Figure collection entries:
....

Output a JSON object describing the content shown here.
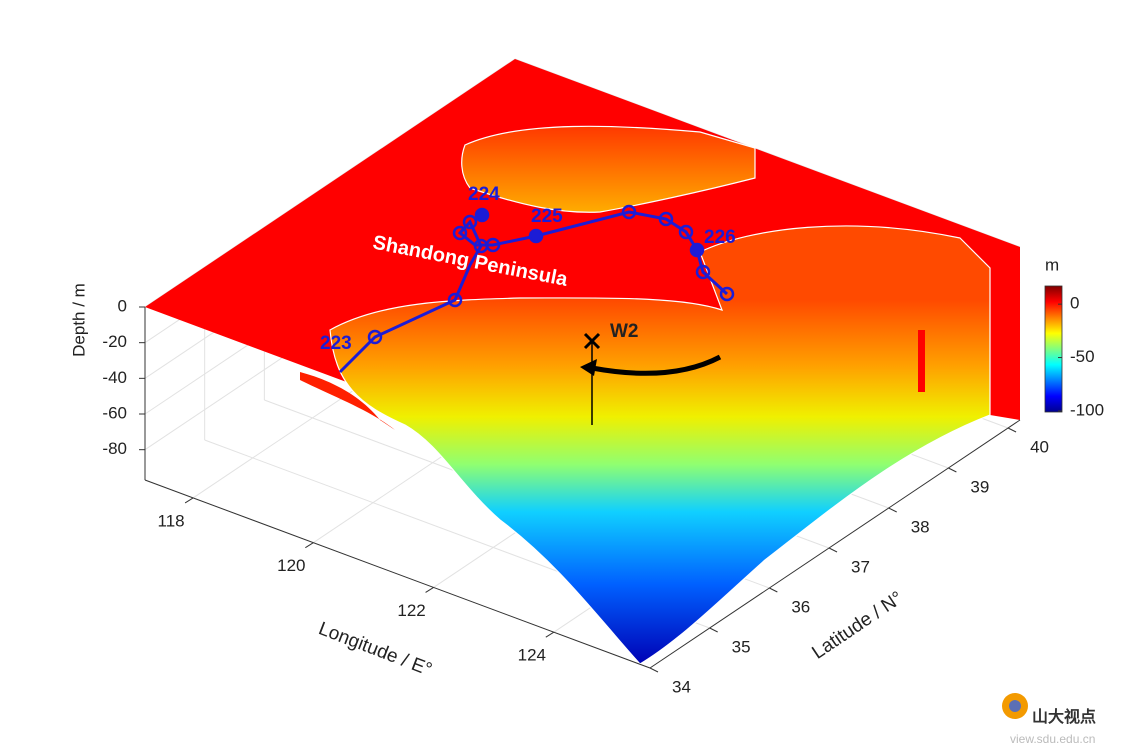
{
  "chart_data": {
    "type": "surface3d",
    "xlabel": "Longitude / E°",
    "ylabel": "Latitude / N°",
    "zlabel": "Depth / m",
    "xlim": [
      117.2,
      125.6
    ],
    "xticks": [
      118,
      120,
      122,
      124
    ],
    "ylim": [
      34,
      40.2
    ],
    "yticks": [
      34,
      35,
      36,
      37,
      38,
      39,
      40
    ],
    "zlim": [
      -97,
      0
    ],
    "zticks": [
      0,
      -20,
      -40,
      -60,
      -80
    ],
    "grid": true,
    "colormap": "jet",
    "colorbar": {
      "label": "m",
      "lim": [
        -101,
        17
      ],
      "ticks": [
        0,
        -50,
        -100
      ]
    },
    "track_color": "#1c1cd6",
    "annotations": {
      "region": "Shandong Peninsula",
      "station": "W2",
      "track_labels": [
        "223",
        "224",
        "225",
        "226"
      ]
    }
  },
  "watermark": {
    "name": "山大视点",
    "url": "view.sdu.edu.cn"
  }
}
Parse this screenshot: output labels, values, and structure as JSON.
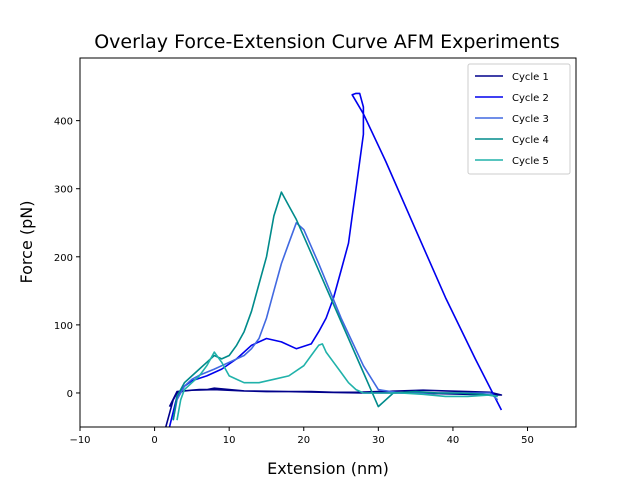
{
  "chart_data": {
    "type": "line",
    "title": "Overlay Force-Extension Curve AFM Experiments",
    "xlabel": "Extension (nm)",
    "ylabel": "Force (pN)",
    "xlim": [
      -10,
      56.5
    ],
    "ylim": [
      -50,
      492
    ],
    "xticks": [
      -10,
      0,
      10,
      20,
      30,
      40,
      50
    ],
    "yticks": [
      0,
      100,
      200,
      300,
      400
    ],
    "grid": false,
    "legend_position": "top-right",
    "series": [
      {
        "name": "Cycle 1",
        "color": "#00008b",
        "x": [
          1.5,
          2,
          2.5,
          3,
          4,
          5,
          6,
          7,
          8,
          10,
          12,
          15,
          18,
          21,
          24,
          27,
          30,
          33,
          36,
          39,
          42,
          45,
          46.5,
          45,
          42,
          38,
          33,
          28,
          23,
          18,
          12,
          8,
          5,
          3,
          2
        ],
        "y": [
          -50,
          -30,
          -10,
          0,
          3,
          4,
          5,
          5,
          7,
          5,
          3,
          2,
          2,
          2,
          1,
          1,
          2,
          3,
          4,
          3,
          2,
          1,
          -3,
          -3,
          -2,
          -1,
          0,
          0,
          1,
          2,
          3,
          5,
          4,
          2,
          -20
        ]
      },
      {
        "name": "Cycle 2",
        "color": "#0000ee",
        "x": [
          2,
          3,
          4,
          5,
          7,
          9,
          11,
          13,
          15,
          17,
          19,
          21,
          22,
          23,
          24,
          25,
          26,
          26.5,
          27,
          27.5,
          28,
          28,
          27.5,
          27,
          26.5,
          28,
          31,
          35,
          39,
          43,
          46.5
        ],
        "y": [
          -50,
          -5,
          10,
          18,
          25,
          35,
          50,
          70,
          80,
          75,
          65,
          72,
          90,
          110,
          140,
          180,
          220,
          260,
          300,
          340,
          380,
          420,
          440,
          440,
          438,
          410,
          340,
          240,
          140,
          50,
          -25
        ]
      },
      {
        "name": "Cycle 3",
        "color": "#4169e1",
        "x": [
          2.5,
          3,
          4,
          5,
          6,
          8,
          10,
          12,
          13,
          14,
          15,
          16,
          17,
          18,
          19,
          20,
          22,
          25,
          28,
          30,
          33,
          37,
          41,
          45,
          46
        ],
        "y": [
          -40,
          -10,
          10,
          20,
          26,
          35,
          45,
          55,
          65,
          80,
          110,
          150,
          190,
          220,
          250,
          240,
          190,
          110,
          40,
          5,
          0,
          0,
          0,
          0,
          -10
        ]
      },
      {
        "name": "Cycle 4",
        "color": "#008b8b",
        "x": [
          2.5,
          3,
          4,
          5,
          6,
          7,
          8,
          9,
          10,
          11,
          12,
          13,
          14,
          15,
          16,
          17,
          18,
          19,
          20,
          22,
          24,
          26,
          28,
          30,
          32,
          35,
          38,
          41,
          44,
          46
        ],
        "y": [
          -40,
          -5,
          15,
          25,
          35,
          45,
          55,
          50,
          55,
          70,
          90,
          120,
          160,
          200,
          260,
          295,
          275,
          255,
          230,
          180,
          130,
          80,
          30,
          -20,
          0,
          2,
          0,
          0,
          -2,
          -5
        ]
      },
      {
        "name": "Cycle 5",
        "color": "#20b2aa",
        "x": [
          3,
          3.5,
          4,
          5,
          6,
          7,
          8,
          9,
          10,
          12,
          14,
          16,
          18,
          20,
          21,
          22,
          22.5,
          23,
          24,
          25,
          26,
          27,
          28,
          29,
          30,
          33,
          36,
          39,
          42,
          45,
          46
        ],
        "y": [
          -40,
          -10,
          5,
          15,
          25,
          40,
          60,
          45,
          25,
          15,
          15,
          20,
          25,
          40,
          55,
          70,
          72,
          60,
          45,
          30,
          15,
          5,
          0,
          0,
          0,
          0,
          -2,
          -5,
          -5,
          -3,
          -5
        ]
      }
    ]
  }
}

....

OBJECTIVE:
Each entry above should be reproduced exactly, with the pictures removed.

EXPECTED ANSWER:
Output a JSON object describing the content shown here.
{
  "chart_data": {
    "type": "surface3d",
    "xlabel": "Longitude / E°",
    "ylabel": "Latitude / N°",
    "zlabel": "Depth / m",
    "xlim": [
      117.2,
      125.6
    ],
    "xticks": [
      118,
      120,
      122,
      124
    ],
    "ylim": [
      34,
      40.2
    ],
    "yticks": [
      34,
      35,
      36,
      37,
      38,
      39,
      40
    ],
    "zlim": [
      -97,
      0
    ],
    "zticks": [
      0,
      -20,
      -40,
      -60,
      -80
    ],
    "grid": true,
    "colormap": "jet",
    "colorbar": {
      "label": "m",
      "lim": [
        -101,
        17
      ],
      "ticks": [
        0,
        -50,
        -100
      ]
    },
    "track_color": "#1c1cd6",
    "annotations": {
      "region": "Shandong Peninsula",
      "station": "W2",
      "track_labels": [
        "223",
        "224",
        "225",
        "226"
      ]
    }
  },
  "watermark": {
    "name": "山大视点",
    "url": "view.sdu.edu.cn"
  }
}
Parse this screenshot: output labels, values, and structure as JSON.
{
  "chart_data": {
    "type": "line",
    "title": "Overlay Force-Extension Curve AFM Experiments",
    "xlabel": "Extension (nm)",
    "ylabel": "Force (pN)",
    "xlim": [
      -10,
      56.5
    ],
    "ylim": [
      -50,
      492
    ],
    "xticks": [
      -10,
      0,
      10,
      20,
      30,
      40,
      50
    ],
    "yticks": [
      0,
      100,
      200,
      300,
      400
    ],
    "grid": false,
    "legend_position": "top-right",
    "series": [
      {
        "name": "Cycle 1",
        "color": "#00008b",
        "x": [
          1.5,
          2,
          2.5,
          3,
          4,
          5,
          6,
          7,
          8,
          10,
          12,
          15,
          18,
          21,
          24,
          27,
          30,
          33,
          36,
          39,
          42,
          45,
          46.5,
          45,
          42,
          38,
          33,
          28,
          23,
          18,
          12,
          8,
          5,
          3,
          2
        ],
        "y": [
          -50,
          -30,
          -10,
          0,
          3,
          4,
          5,
          5,
          7,
          5,
          3,
          2,
          2,
          2,
          1,
          1,
          2,
          3,
          4,
          3,
          2,
          1,
          -3,
          -3,
          -2,
          -1,
          0,
          0,
          1,
          2,
          3,
          5,
          4,
          2,
          -20
        ]
      },
      {
        "name": "Cycle 2",
        "color": "#0000ee",
        "x": [
          2,
          3,
          4,
          5,
          7,
          9,
          11,
          13,
          15,
          17,
          19,
          21,
          22,
          23,
          24,
          25,
          26,
          26.5,
          27,
          27.5,
          28,
          28,
          27.5,
          27,
          26.5,
          28,
          31,
          35,
          39,
          43,
          46.5
        ],
        "y": [
          -50,
          -5,
          10,
          18,
          25,
          35,
          50,
          70,
          80,
          75,
          65,
          72,
          90,
          110,
          140,
          180,
          220,
          260,
          300,
          340,
          380,
          420,
          440,
          440,
          438,
          410,
          340,
          240,
          140,
          50,
          -25
        ]
      },
      {
        "name": "Cycle 3",
        "color": "#4169e1",
        "x": [
          2.5,
          3,
          4,
          5,
          6,
          8,
          10,
          12,
          13,
          14,
          15,
          16,
          17,
          18,
          19,
          20,
          22,
          25,
          28,
          30,
          33,
          37,
          41,
          45,
          46
        ],
        "y": [
          -40,
          -10,
          10,
          20,
          26,
          35,
          45,
          55,
          65,
          80,
          110,
          150,
          190,
          220,
          250,
          240,
          190,
          110,
          40,
          5,
          0,
          0,
          0,
          0,
          -10
        ]
      },
      {
        "name": "Cycle 4",
        "color": "#008b8b",
        "x": [
          2.5,
          3,
          4,
          5,
          6,
          7,
          8,
          9,
          10,
          11,
          12,
          13,
          14,
          15,
          16,
          17,
          18,
          19,
          20,
          22,
          24,
          26,
          28,
          30,
          32,
          35,
          38,
          41,
          44,
          46
        ],
        "y": [
          -40,
          -5,
          15,
          25,
          35,
          45,
          55,
          50,
          55,
          70,
          90,
          120,
          160,
          200,
          260,
          295,
          275,
          255,
          230,
          180,
          130,
          80,
          30,
          -20,
          0,
          2,
          0,
          0,
          -2,
          -5
        ]
      },
      {
        "name": "Cycle 5",
        "color": "#20b2aa",
        "x": [
          3,
          3.5,
          4,
          5,
          6,
          7,
          8,
          9,
          10,
          12,
          14,
          16,
          18,
          20,
          21,
          22,
          22.5,
          23,
          24,
          25,
          26,
          27,
          28,
          29,
          30,
          33,
          36,
          39,
          42,
          45,
          46
        ],
        "y": [
          -40,
          -10,
          5,
          15,
          25,
          40,
          60,
          45,
          25,
          15,
          15,
          20,
          25,
          40,
          55,
          70,
          72,
          60,
          45,
          30,
          15,
          5,
          0,
          0,
          0,
          0,
          -2,
          -5,
          -5,
          -3,
          -5
        ]
      }
    ]
  }
}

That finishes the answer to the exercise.